GIVEN REQUEST: Pictures don't belong in the copy; print all the records exactly.

[Data records]

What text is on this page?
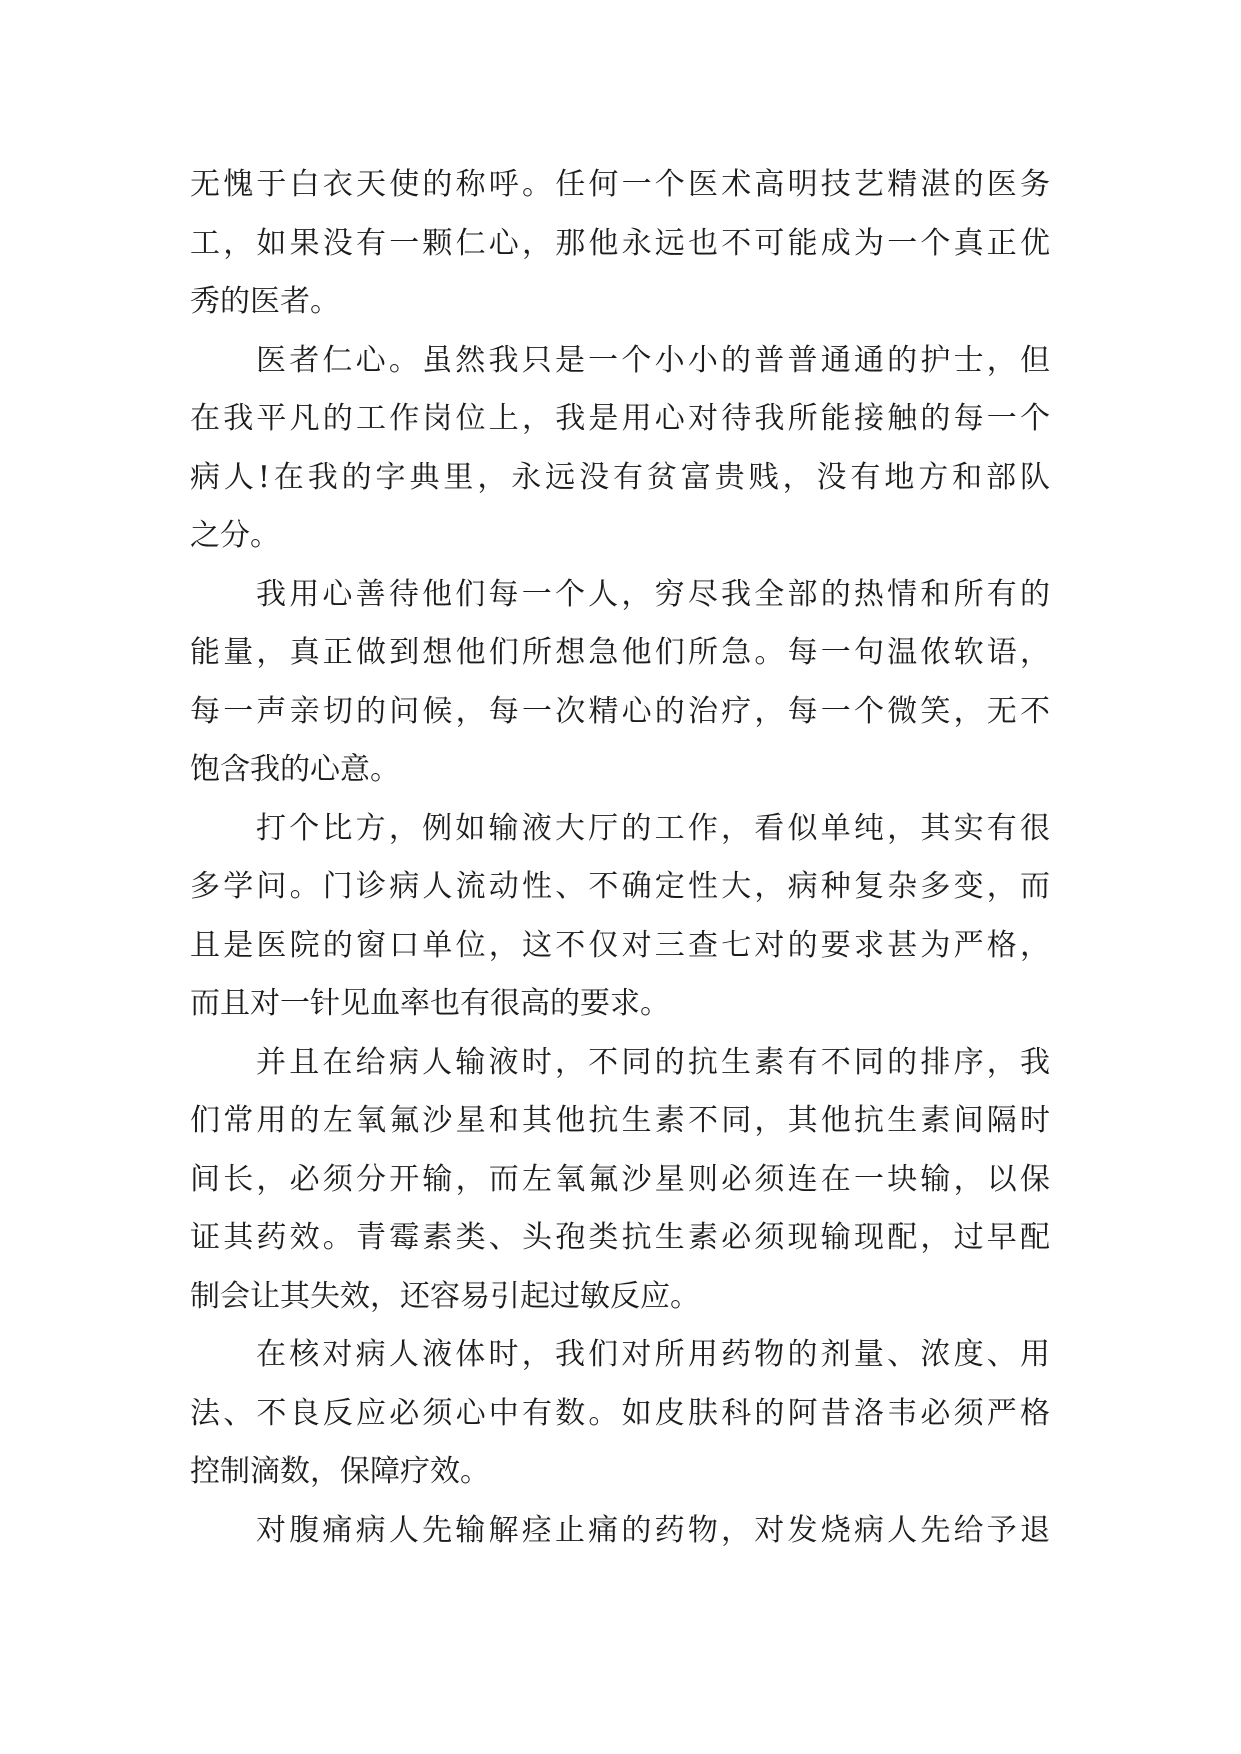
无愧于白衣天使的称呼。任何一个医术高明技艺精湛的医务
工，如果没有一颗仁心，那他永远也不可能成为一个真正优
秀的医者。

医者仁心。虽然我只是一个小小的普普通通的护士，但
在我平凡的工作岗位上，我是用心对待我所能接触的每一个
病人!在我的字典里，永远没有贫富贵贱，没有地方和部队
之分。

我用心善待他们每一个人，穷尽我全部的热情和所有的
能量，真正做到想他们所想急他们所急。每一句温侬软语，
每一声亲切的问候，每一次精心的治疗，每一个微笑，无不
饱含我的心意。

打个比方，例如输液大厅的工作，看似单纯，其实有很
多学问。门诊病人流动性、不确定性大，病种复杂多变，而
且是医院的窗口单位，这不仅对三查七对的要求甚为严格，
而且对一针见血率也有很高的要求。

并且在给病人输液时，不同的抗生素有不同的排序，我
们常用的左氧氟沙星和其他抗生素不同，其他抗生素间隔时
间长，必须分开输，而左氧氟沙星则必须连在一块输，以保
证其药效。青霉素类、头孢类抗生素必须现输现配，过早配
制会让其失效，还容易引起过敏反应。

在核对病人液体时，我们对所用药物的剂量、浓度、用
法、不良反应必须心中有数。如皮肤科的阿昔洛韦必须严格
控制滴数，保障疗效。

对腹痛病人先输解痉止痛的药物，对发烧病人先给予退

EXERCISE RESPONSE:
What text is on this page?
无愧于白衣天使的称呼。任何一个医术高明技艺精湛的医务
工，如果没有一颗仁心，那他永远也不可能成为一个真正优
秀的医者。

医者仁心。虽然我只是一个小小的普普通通的护士，但
在我平凡的工作岗位上，我是用心对待我所能接触的每一个
病人!在我的字典里，永远没有贫富贵贱，没有地方和部队
之分。

我用心善待他们每一个人，穷尽我全部的热情和所有的
能量，真正做到想他们所想急他们所急。每一句温侬软语，
每一声亲切的问候，每一次精心的治疗，每一个微笑，无不
饱含我的心意。

打个比方，例如输液大厅的工作，看似单纯，其实有很
多学问。门诊病人流动性、不确定性大，病种复杂多变，而
且是医院的窗口单位，这不仅对三查七对的要求甚为严格，
而且对一针见血率也有很高的要求。

并且在给病人输液时，不同的抗生素有不同的排序，我
们常用的左氧氟沙星和其他抗生素不同，其他抗生素间隔时
间长，必须分开输，而左氧氟沙星则必须连在一块输，以保
证其药效。青霉素类、头孢类抗生素必须现输现配，过早配
制会让其失效，还容易引起过敏反应。

在核对病人液体时，我们对所用药物的剂量、浓度、用
法、不良反应必须心中有数。如皮肤科的阿昔洛韦必须严格
控制滴数，保障疗效。

对腹痛病人先输解痉止痛的药物，对发烧病人先给予退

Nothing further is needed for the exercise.